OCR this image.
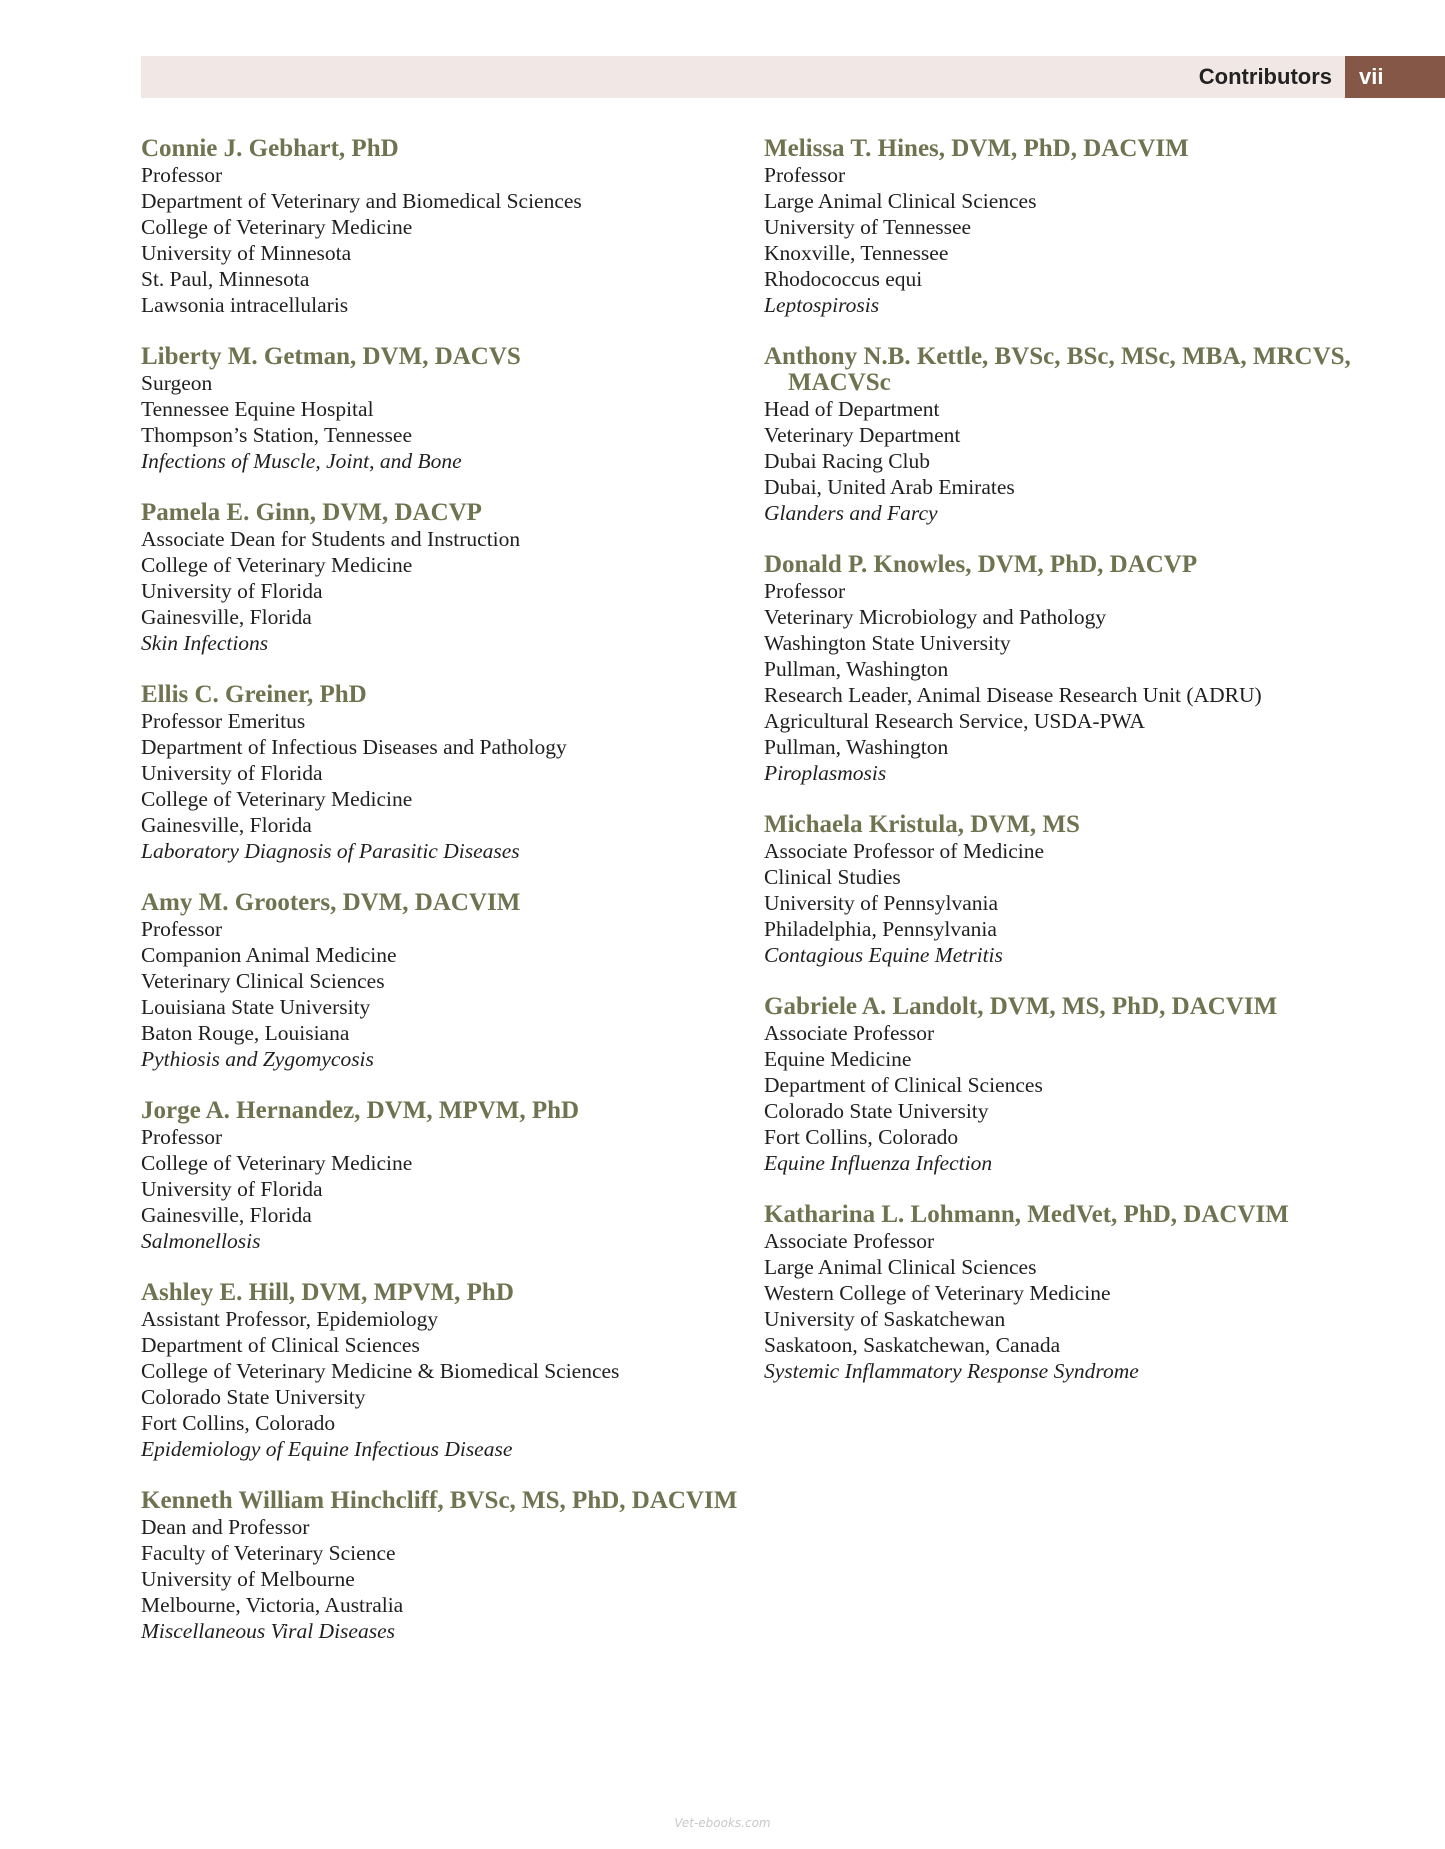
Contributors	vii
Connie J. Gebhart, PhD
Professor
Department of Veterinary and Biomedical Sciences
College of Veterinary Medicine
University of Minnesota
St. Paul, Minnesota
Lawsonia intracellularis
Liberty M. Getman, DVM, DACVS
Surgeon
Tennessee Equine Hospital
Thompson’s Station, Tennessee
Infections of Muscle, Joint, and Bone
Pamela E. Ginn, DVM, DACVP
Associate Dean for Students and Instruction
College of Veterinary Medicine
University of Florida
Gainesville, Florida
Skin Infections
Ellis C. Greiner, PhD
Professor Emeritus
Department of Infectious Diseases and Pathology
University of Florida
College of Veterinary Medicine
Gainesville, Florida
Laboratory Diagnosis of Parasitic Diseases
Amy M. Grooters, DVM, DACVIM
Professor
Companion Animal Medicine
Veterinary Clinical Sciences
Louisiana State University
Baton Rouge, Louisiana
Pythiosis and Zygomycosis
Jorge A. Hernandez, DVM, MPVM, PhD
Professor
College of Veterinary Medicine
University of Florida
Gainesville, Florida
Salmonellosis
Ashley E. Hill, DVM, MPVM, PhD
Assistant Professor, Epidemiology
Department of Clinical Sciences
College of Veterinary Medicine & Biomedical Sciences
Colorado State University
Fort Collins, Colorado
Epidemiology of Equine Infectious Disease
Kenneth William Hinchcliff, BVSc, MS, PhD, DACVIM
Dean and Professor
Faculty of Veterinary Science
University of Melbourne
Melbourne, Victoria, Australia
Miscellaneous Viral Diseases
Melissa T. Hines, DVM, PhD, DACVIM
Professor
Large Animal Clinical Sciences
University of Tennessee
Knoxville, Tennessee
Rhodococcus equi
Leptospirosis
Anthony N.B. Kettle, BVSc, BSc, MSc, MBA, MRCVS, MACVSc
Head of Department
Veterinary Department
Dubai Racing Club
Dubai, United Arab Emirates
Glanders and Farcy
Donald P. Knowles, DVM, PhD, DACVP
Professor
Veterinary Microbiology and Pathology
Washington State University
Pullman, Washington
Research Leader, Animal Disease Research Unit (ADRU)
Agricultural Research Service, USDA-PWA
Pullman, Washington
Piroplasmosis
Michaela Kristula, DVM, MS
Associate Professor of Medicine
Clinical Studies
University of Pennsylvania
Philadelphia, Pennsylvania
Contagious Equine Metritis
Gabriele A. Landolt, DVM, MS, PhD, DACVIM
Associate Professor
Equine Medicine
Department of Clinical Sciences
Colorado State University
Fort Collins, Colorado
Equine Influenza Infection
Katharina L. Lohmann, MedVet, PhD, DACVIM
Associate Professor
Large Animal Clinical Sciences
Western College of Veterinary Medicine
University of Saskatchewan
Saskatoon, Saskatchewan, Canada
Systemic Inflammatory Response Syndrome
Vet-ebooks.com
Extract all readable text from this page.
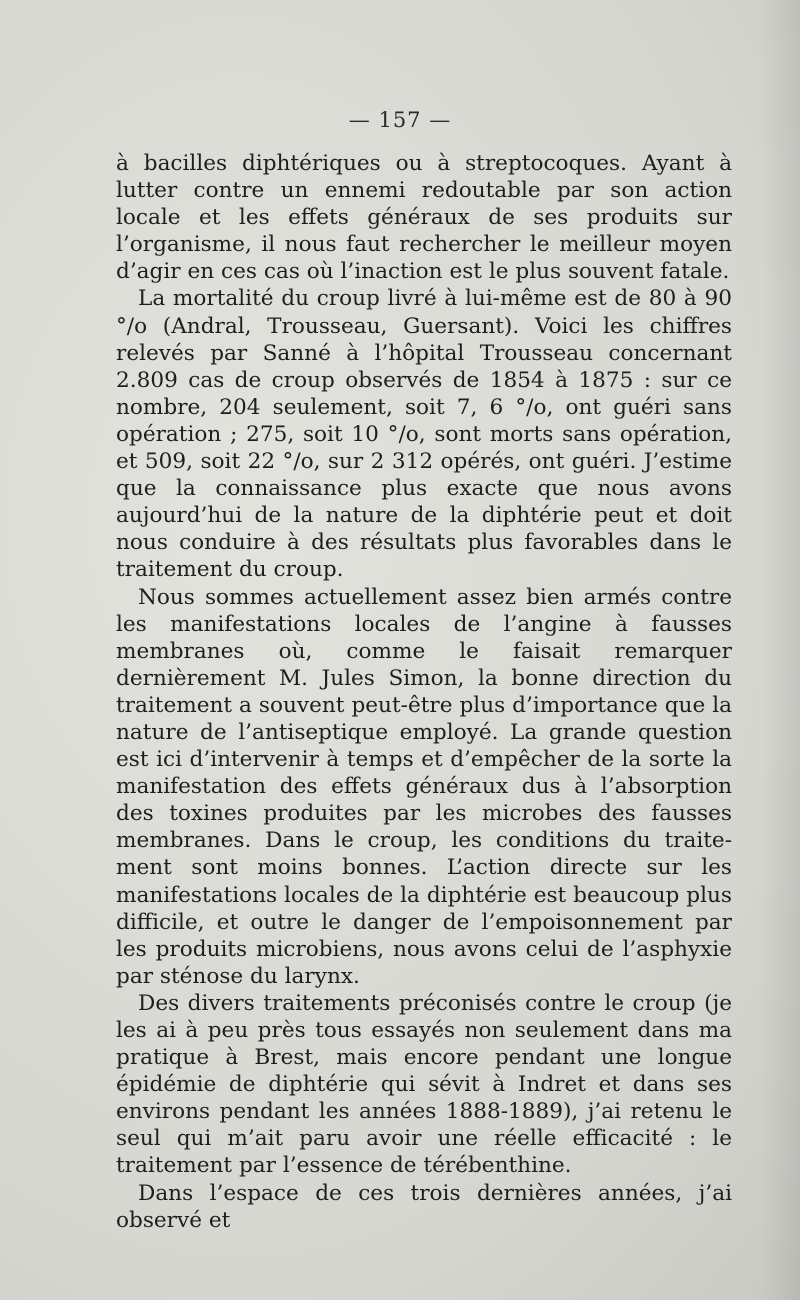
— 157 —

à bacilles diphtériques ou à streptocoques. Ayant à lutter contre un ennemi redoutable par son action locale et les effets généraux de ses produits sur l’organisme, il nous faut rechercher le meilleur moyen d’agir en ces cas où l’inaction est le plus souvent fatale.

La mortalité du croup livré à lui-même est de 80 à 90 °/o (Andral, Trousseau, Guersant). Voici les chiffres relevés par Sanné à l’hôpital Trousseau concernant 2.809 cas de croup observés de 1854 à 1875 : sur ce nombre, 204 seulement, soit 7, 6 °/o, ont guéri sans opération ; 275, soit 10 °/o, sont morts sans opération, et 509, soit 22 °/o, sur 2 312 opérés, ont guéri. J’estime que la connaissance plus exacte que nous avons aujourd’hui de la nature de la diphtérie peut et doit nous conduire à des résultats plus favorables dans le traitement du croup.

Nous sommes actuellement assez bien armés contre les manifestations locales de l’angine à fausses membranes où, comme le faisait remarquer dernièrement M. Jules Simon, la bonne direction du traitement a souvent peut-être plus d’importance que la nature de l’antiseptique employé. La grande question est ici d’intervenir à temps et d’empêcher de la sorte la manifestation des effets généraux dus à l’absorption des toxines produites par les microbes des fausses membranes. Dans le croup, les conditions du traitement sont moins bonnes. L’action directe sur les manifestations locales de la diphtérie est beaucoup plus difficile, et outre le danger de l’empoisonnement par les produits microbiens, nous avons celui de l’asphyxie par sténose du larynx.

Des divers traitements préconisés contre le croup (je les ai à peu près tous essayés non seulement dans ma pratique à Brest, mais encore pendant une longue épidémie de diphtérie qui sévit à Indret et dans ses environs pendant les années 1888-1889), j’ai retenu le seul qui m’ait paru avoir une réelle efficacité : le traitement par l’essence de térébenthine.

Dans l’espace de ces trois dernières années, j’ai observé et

+===+

> _Directions_
Where "Pathology" occurs in a line of the data above, count that line. Give the final count and no other words.

> _Final answer_
2